• [Supplied data]:

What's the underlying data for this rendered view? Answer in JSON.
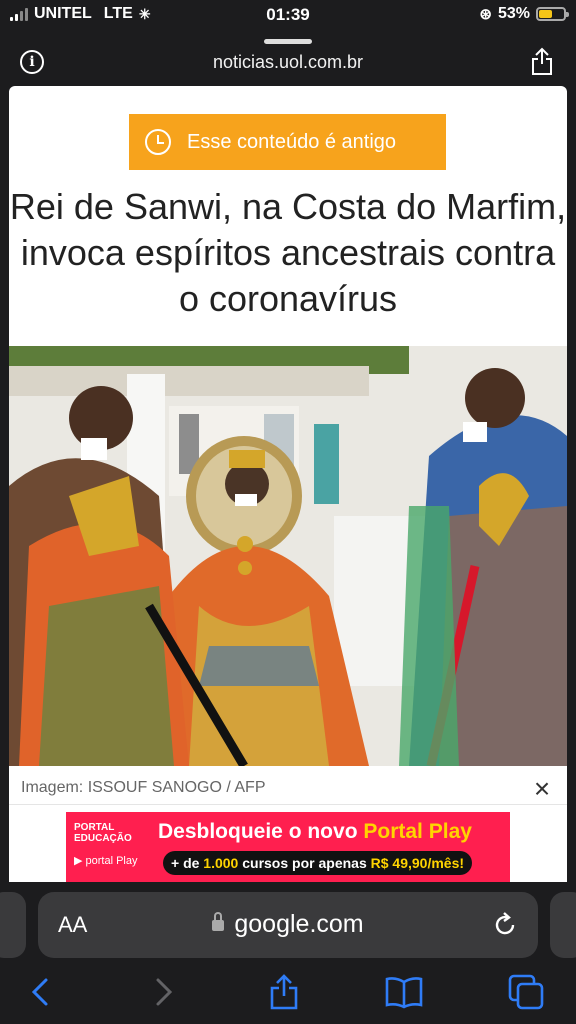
{
  "status_bar": {
    "carrier": "UNITEL",
    "network": "LTE",
    "time": "01:39",
    "battery_percent": "53%",
    "battery_level": 0.53,
    "accent": "#f5c518"
  },
  "browser": {
    "domain": "noticias.uol.com.br",
    "address": "google.com",
    "text_size_label": "AA"
  },
  "article": {
    "badge": "Esse conteúdo é antigo",
    "badge_color": "#f7a31c",
    "title": "Rei de Sanwi, na Costa do Marfim, invoca espíritos ancestrais contra o coronavírus",
    "image_caption": "Imagem: ISSOUF SANOGO / AFP"
  },
  "ad": {
    "brand_line1": "PORTAL",
    "brand_line2": "EDUCAÇÃO",
    "brand_sub": "portal Play",
    "headline_pre": "Desbloqueie o novo",
    "headline_highlight": "Portal Play",
    "offer_pre": "+ de",
    "offer_count": "1.000",
    "offer_mid": "cursos por apenas",
    "offer_price": "R$ 49,90/mês!",
    "background": "#ff1f4f"
  },
  "toolbar": {
    "icons": [
      "back-icon",
      "forward-icon",
      "share-icon",
      "bookmarks-icon",
      "tabs-icon"
    ],
    "accent": "#2f7cf6"
  }
}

• [Problem]: Say how many lines hold the word "Play", giving the number and nothing else.

• [Correct response]: 2